- [Text shown]:
The 5 takeaway messages on BGP

1. Operation regulated by agreements (i.e. money)
2. Routing is based on policies
3. Outbound traffic is under your control: you decide which prefixes to accept
   Inbound traffic is dependent on what your peers do with your advertisements
4. Based on Autonomous Systems, used to create AS paths

BGP Attributes

In order of path selection importance:

• LOCAL_PREF
• AS_PATH (length)
• ORIGIN (historical, always 0)
• MULTI_EXT_DISC (multi-exit discriminator)

Not used for path selection:

• NEXT_HOP
  • Needs to be reachable directly, or via IGP, otherwise it will not be used
  • Used by e.g. route servers in Internet Exchange Points (IXP)

Route Selection Criteria

• (Drop if own AS in AS_PATH)
• (Weight; Cisco specific)
• Highest Local Preference
• Shortest AS Path
• (Lowest Origin; hardly used; historic)
• Lowest MED (to the same neighbor)
• Prefer eBGP over iBGP

Tiebreakers:

• Lowest IGP cost to BGP egress (next hop)
• "Oldest" (longest established) received path
• Lowest router ID
• Lowest neighbour IP

BGP Protocol

State Machine

Description of the above

The Messages

BGP > TCP > IP

Types:

• OPEN: After the TCP session is established, both neighbours send Open messages. Each neighbour uses this message to identify itself and to specify its BGP operational parameters.
• UPDATE: advertises feasible routes, withdrawn routes, or both. – An UPDATE message can act as a KEEPALIVE to reduce unnecessary traffic.
• NOTIFICATION: sent whenever an error is detected and always causes the BGP connection to close.
• KEEPALIVE: exchanged every one-third of the Hold Timer agreed upon between the two BGP routers.
• ROUTE-REFRESH: a request for the peer to re-send all or some of its routes – A ROUTE-REFRESH helps with a soft reset

BGP OPEN

Capability codes:

• (1) Multiprotocol Extensions for BGP-4
• (2) Route Refresh Capability for BGP-4
• (7) BGPsec Capability
• (65) Support for 4-octet AS number capability

BGP UPDATE

BGP NOTIFICATION

BGP REFRESH

Table of prefixes per peer
Incoming routes are filtered on the current policy
If policy changes due to new agreements:

1. Clean routing table, and reset the whole connection (hard reset), creates downtime
2. Instead, do a soft reset. Leave current table intact and ask the neighbour to resend their prefixed, thereby running them through the new policy
   

• Route refresh is a better solution than the soft-reconfiguration solution, which kept all received updates unmodified in memory (Adj-RIB-In).
• This message can be used to ask a BGP peer to resend all routes of a particular address family (say, IPv4 or IPv6).
• If using the Route Refresh, a router does not need to store a separate unmodified copy of all routes from a BGP peer. Whenever it needs to reapply a new inbound policy, it simply sends the peer a Route Refresh message, and the peer will automatically resend all routes of a particular address family.

- [Information shown]:
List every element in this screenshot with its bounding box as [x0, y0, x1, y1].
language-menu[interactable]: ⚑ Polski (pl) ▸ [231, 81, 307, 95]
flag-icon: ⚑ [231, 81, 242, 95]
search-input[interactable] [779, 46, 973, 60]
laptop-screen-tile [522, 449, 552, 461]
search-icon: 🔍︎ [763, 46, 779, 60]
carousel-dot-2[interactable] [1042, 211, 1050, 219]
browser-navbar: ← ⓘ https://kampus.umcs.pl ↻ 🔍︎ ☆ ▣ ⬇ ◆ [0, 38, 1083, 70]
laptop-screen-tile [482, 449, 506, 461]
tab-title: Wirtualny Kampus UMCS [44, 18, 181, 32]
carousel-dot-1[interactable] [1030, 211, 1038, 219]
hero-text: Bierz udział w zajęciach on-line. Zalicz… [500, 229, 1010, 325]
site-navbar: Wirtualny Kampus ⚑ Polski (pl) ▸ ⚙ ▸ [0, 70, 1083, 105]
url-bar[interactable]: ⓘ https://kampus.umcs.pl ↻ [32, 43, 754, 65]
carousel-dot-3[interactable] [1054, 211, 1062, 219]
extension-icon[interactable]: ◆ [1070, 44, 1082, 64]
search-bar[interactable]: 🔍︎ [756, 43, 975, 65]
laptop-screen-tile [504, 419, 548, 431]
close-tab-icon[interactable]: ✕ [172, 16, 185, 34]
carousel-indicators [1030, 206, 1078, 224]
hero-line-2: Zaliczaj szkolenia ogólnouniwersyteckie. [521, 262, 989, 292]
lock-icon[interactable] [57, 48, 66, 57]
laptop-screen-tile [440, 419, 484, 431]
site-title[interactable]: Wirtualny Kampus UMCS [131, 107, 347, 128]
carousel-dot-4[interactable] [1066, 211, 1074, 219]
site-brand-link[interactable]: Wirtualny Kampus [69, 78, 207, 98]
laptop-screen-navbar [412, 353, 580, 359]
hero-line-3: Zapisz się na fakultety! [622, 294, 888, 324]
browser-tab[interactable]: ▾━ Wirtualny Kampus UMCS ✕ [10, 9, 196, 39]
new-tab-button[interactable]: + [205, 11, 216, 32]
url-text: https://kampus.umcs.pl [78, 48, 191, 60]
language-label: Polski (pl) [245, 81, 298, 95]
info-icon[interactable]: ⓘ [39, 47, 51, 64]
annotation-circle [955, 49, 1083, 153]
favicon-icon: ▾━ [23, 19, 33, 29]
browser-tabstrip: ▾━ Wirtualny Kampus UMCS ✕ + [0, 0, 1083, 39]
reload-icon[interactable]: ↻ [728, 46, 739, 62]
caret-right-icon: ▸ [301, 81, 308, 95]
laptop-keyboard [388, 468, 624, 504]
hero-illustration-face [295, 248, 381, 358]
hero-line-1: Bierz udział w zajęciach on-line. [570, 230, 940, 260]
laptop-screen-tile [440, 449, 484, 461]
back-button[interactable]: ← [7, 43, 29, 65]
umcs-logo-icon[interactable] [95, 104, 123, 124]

- [Exercise 1]:
Answer from the BGP notes:
(a) How often are KEEPALIVE messages exchanged?
(b) Which capability code is given for BGPsec Capability?
(c) What is the last tiebreaker listed?
- [Exercise 2]:
In the entries, from the first line through the line containing "laptop-screen-navbar [412, 353, 580, 359]", swap "laptop-screen-tile" for "display-tile" and keep everything else the same. Return only those lines.
The BGP notes and the entries are unrelated material.

- [Full response 1]:
(a) Every one-third of the Hold Timer agreed upon between the two BGP routers.
(b) 7.
(c) Lowest neighbour IP.

- [Full response 2]:
List every element in this screenshot with its bounding box as [x0, y0, x1, y1].
language-menu[interactable]: ⚑ Polski (pl) ▸ [231, 81, 307, 95]
flag-icon: ⚑ [231, 81, 242, 95]
search-input[interactable] [779, 46, 973, 60]
display-tile [522, 449, 552, 461]
search-icon: 🔍︎ [763, 46, 779, 60]
carousel-dot-2[interactable] [1042, 211, 1050, 219]
browser-navbar: ← ⓘ https://kampus.umcs.pl ↻ 🔍︎ ☆ ▣ ⬇ ◆ [0, 38, 1083, 70]
display-tile [482, 449, 506, 461]
tab-title: Wirtualny Kampus UMCS [44, 18, 181, 32]
carousel-dot-1[interactable] [1030, 211, 1038, 219]
hero-text: Bierz udział w zajęciach on-line. Zalicz… [500, 229, 1010, 325]
site-navbar: Wirtualny Kampus ⚑ Polski (pl) ▸ ⚙ ▸ [0, 70, 1083, 105]
url-bar[interactable]: ⓘ https://kampus.umcs.pl ↻ [32, 43, 754, 65]
carousel-dot-3[interactable] [1054, 211, 1062, 219]
extension-icon[interactable]: ◆ [1070, 44, 1082, 64]
search-bar[interactable]: 🔍︎ [756, 43, 975, 65]
display-tile [504, 419, 548, 431]
close-tab-icon[interactable]: ✕ [172, 16, 185, 34]
carousel-indicators [1030, 206, 1078, 224]
hero-line-2: Zaliczaj szkolenia ogólnouniwersyteckie. [521, 262, 989, 292]
lock-icon[interactable] [57, 48, 66, 57]
display-tile [440, 419, 484, 431]
site-title[interactable]: Wirtualny Kampus UMCS [131, 107, 347, 128]
carousel-dot-4[interactable] [1066, 211, 1074, 219]
site-brand-link[interactable]: Wirtualny Kampus [69, 78, 207, 98]
laptop-screen-navbar [412, 353, 580, 359]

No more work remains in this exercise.